== PROVIDED DATA ==
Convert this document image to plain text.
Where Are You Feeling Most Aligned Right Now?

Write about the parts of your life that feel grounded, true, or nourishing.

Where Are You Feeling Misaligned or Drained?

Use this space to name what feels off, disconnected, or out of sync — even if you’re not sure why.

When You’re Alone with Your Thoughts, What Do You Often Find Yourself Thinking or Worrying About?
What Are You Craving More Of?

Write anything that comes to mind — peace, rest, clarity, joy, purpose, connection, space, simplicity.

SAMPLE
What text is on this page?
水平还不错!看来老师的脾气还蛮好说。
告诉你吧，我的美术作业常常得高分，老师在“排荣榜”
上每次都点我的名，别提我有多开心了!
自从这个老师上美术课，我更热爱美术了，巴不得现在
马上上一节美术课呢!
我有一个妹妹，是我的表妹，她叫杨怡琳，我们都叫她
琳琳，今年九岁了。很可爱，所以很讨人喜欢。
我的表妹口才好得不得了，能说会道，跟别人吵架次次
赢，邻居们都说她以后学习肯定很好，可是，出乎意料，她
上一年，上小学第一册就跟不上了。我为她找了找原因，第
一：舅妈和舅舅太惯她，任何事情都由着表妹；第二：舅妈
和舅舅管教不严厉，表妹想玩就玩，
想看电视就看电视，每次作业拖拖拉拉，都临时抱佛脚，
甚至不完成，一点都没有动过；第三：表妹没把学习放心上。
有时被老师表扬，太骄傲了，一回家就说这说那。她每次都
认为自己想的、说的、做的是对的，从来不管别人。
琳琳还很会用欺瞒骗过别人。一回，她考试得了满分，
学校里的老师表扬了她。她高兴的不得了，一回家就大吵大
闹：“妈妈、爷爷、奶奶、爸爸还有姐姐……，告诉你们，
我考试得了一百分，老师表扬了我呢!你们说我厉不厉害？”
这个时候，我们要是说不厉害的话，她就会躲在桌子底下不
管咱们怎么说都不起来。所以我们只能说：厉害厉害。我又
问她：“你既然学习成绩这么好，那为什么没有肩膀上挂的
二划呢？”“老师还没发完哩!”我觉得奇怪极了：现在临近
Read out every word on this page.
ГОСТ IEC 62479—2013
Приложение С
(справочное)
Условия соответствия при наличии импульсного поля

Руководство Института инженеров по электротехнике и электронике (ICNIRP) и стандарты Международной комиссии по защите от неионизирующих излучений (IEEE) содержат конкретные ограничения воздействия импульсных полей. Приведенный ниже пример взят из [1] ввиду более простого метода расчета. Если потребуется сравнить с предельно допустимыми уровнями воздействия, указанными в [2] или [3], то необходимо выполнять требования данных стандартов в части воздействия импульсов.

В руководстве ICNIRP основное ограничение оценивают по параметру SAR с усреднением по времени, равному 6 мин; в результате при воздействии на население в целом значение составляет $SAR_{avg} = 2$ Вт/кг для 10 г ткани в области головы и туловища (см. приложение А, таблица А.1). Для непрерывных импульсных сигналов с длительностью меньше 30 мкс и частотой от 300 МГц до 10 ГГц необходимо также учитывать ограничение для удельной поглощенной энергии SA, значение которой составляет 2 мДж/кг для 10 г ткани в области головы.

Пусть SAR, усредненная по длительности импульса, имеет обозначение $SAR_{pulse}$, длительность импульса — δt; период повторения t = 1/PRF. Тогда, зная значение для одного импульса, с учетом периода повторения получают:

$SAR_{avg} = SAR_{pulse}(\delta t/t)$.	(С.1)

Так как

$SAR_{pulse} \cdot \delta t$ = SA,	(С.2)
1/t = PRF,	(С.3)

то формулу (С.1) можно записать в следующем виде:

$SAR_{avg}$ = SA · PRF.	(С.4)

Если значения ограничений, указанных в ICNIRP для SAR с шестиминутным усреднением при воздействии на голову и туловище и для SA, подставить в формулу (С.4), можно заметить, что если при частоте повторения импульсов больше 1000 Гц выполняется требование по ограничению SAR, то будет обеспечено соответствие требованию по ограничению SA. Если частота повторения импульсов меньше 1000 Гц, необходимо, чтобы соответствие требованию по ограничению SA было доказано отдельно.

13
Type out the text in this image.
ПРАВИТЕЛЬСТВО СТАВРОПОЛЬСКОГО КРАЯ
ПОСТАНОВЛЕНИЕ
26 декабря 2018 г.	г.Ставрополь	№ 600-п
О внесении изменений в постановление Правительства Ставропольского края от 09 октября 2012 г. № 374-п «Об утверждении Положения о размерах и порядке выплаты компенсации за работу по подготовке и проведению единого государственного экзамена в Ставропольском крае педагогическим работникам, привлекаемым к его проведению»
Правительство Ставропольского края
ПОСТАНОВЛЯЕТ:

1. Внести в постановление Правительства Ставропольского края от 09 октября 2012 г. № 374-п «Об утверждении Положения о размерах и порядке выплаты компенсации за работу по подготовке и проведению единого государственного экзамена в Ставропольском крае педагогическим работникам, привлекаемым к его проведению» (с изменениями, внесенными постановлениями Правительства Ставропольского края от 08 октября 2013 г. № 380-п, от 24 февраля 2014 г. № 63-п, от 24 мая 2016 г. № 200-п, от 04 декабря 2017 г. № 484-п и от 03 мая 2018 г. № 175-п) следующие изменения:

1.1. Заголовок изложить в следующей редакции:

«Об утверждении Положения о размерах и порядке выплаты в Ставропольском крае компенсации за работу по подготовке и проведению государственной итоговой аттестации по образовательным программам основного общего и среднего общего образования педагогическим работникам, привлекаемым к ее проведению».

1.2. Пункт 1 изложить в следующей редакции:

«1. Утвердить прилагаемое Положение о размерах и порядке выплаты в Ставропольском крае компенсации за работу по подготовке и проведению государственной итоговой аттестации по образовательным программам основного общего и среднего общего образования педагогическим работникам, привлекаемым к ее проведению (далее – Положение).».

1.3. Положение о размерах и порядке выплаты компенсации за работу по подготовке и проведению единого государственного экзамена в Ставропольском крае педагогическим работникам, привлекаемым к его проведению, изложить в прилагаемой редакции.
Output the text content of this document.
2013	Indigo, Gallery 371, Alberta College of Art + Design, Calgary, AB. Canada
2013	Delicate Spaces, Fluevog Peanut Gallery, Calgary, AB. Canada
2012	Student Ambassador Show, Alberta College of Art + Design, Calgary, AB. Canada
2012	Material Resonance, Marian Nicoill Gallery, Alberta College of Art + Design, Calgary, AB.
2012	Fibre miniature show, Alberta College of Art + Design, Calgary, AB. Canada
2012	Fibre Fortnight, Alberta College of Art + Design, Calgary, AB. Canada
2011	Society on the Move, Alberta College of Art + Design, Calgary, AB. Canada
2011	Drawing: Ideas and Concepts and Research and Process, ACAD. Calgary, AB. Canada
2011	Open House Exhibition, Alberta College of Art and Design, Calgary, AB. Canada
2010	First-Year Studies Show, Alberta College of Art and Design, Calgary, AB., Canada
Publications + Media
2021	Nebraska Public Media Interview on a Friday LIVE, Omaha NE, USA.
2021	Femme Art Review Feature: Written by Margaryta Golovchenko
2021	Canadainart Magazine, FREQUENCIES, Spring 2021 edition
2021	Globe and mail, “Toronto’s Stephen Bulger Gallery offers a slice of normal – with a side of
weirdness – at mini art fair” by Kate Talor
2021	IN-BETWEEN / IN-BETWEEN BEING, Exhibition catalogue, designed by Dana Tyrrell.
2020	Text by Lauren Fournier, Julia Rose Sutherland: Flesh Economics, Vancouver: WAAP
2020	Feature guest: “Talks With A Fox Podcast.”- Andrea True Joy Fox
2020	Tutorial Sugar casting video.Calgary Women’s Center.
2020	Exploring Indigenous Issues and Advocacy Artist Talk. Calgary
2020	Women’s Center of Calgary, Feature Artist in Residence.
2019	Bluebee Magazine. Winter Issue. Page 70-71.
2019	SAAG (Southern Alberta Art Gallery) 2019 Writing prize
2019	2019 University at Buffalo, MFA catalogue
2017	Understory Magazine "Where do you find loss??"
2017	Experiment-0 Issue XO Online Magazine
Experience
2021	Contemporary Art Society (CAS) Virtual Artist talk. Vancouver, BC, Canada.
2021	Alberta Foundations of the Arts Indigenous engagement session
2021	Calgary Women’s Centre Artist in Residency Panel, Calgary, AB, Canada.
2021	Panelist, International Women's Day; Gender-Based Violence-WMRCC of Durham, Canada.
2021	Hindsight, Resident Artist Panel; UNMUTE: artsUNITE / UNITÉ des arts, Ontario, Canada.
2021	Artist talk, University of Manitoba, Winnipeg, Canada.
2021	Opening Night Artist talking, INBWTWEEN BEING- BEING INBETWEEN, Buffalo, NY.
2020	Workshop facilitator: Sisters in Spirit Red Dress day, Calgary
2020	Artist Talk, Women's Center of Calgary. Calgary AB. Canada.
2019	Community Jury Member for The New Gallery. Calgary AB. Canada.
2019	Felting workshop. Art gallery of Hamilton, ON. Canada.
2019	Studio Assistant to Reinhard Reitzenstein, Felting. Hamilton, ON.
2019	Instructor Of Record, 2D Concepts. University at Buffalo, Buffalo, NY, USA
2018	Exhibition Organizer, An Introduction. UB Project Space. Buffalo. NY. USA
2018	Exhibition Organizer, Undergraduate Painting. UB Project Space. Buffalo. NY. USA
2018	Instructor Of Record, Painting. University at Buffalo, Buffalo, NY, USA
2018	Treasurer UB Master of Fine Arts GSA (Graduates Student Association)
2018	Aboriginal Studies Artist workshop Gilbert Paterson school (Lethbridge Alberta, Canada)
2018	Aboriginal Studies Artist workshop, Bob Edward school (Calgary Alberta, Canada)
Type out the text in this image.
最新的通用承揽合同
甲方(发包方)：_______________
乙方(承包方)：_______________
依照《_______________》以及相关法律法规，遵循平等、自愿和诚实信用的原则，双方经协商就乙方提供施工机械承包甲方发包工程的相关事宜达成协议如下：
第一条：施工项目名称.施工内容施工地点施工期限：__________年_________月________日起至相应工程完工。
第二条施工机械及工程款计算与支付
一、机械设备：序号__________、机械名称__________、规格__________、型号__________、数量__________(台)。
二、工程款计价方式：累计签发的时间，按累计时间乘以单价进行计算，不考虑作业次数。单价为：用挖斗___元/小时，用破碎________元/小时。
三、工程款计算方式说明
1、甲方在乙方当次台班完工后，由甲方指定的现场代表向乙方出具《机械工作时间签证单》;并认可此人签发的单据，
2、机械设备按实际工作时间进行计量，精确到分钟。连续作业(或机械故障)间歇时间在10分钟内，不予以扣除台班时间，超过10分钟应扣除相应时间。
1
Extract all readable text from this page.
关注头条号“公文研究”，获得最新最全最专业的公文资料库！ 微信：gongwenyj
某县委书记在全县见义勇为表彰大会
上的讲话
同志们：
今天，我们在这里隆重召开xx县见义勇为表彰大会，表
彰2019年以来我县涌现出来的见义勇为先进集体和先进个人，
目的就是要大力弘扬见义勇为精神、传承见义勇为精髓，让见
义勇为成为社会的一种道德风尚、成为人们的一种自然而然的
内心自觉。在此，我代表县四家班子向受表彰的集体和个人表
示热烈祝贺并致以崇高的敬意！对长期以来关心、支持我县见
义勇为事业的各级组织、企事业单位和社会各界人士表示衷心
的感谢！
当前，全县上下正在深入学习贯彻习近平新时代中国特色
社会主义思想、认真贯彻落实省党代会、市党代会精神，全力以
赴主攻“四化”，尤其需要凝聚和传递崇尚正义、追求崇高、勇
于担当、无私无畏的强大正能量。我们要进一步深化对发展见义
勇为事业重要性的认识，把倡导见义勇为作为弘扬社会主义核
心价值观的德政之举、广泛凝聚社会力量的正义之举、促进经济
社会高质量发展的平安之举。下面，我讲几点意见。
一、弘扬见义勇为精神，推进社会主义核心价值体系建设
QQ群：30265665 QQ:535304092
===
§ **YOUR OBJECTIVE**
Find how many lines in the listing hold "формулу", and reply with that number only.

§ **THE SOLUTION**
2